(Extracted data entries)
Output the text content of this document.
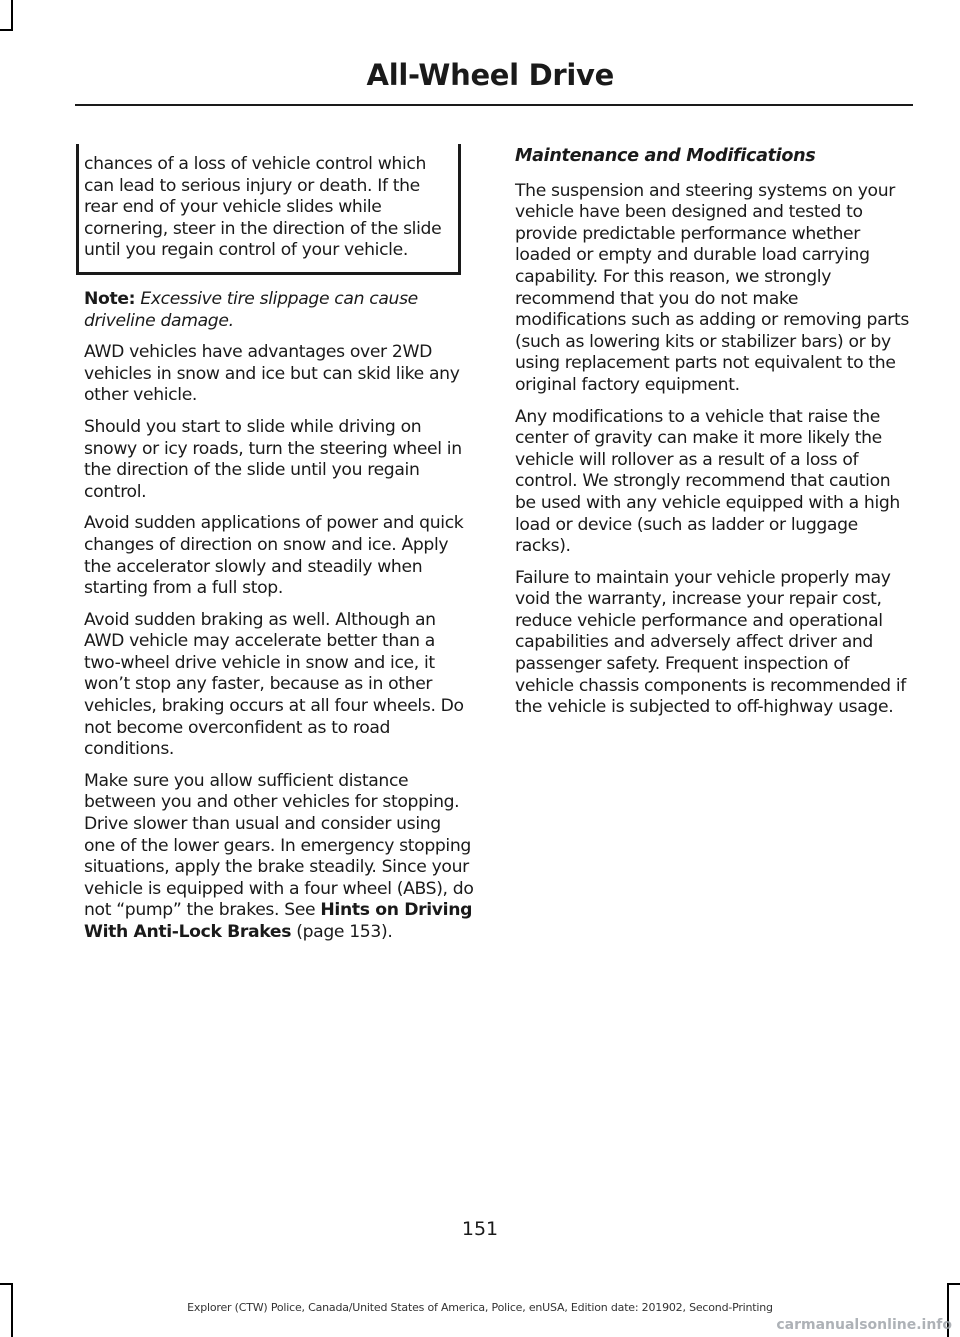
All-Wheel Drive

chances of a loss of vehicle control which can lead to serious injury or death. If the rear end of your vehicle slides while cornering, steer in the direction of the slide until you regain control of your vehicle.

Note: Excessive tire slippage can cause driveline damage.

AWD vehicles have advantages over 2WD vehicles in snow and ice but can skid like any other vehicle.

Should you start to slide while driving on snowy or icy roads, turn the steering wheel in the direction of the slide until you regain control.

Avoid sudden applications of power and quick changes of direction on snow and ice. Apply the accelerator slowly and steadily when starting from a full stop.

Avoid sudden braking as well. Although an AWD vehicle may accelerate better than a two-wheel drive vehicle in snow and ice, it won’t stop any faster, because as in other vehicles, braking occurs at all four wheels. Do not become overconfident as to road conditions.

Make sure you allow sufficient distance between you and other vehicles for stopping. Drive slower than usual and consider using one of the lower gears. In emergency stopping situations, apply the brake steadily. Since your vehicle is equipped with a four wheel (ABS), do not “pump” the brakes. See Hints on Driving With Anti-Lock Brakes (page 153).

Maintenance and Modifications

The suspension and steering systems on your vehicle have been designed and tested to provide predictable performance whether loaded or empty and durable load carrying capability. For this reason, we strongly recommend that you do not make modifications such as adding or removing parts (such as lowering kits or stabilizer bars) or by using replacement parts not equivalent to the original factory equipment.

Any modifications to a vehicle that raise the center of gravity can make it more likely the vehicle will rollover as a result of a loss of control. We strongly recommend that caution be used with any vehicle equipped with a high load or device (such as ladder or luggage racks).

Failure to maintain your vehicle properly may void the warranty, increase your repair cost, reduce vehicle performance and operational capabilities and adversely affect driver and passenger safety. Frequent inspection of vehicle chassis components is recommended if the vehicle is subjected to off-highway usage.

151
Explorer (CTW) Police, Canada/United States of America, Police, enUSA, Edition date: 201902, Second-Printing
carmanualsonline.info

== CHALLENGE ==
Using the records above, copy each line that contains "strongly".

== EXERCISE SOLUTION ==
The suspension and steering systems on your vehicle have been designed and tested to provide predictable performance whether loaded or empty and durable load carrying capability. For this reason, we strongly recommend that you do not make modifications such as adding or removing parts (such as lowering kits or stabilizer bars) or by using replacement parts not equivalent to the original factory equipment.
Any modifications to a vehicle that raise the center of gravity can make it more likely the vehicle will rollover as a result of a loss of control. We strongly recommend that caution be used with any vehicle equipped with a high load or device (such as ladder or luggage racks).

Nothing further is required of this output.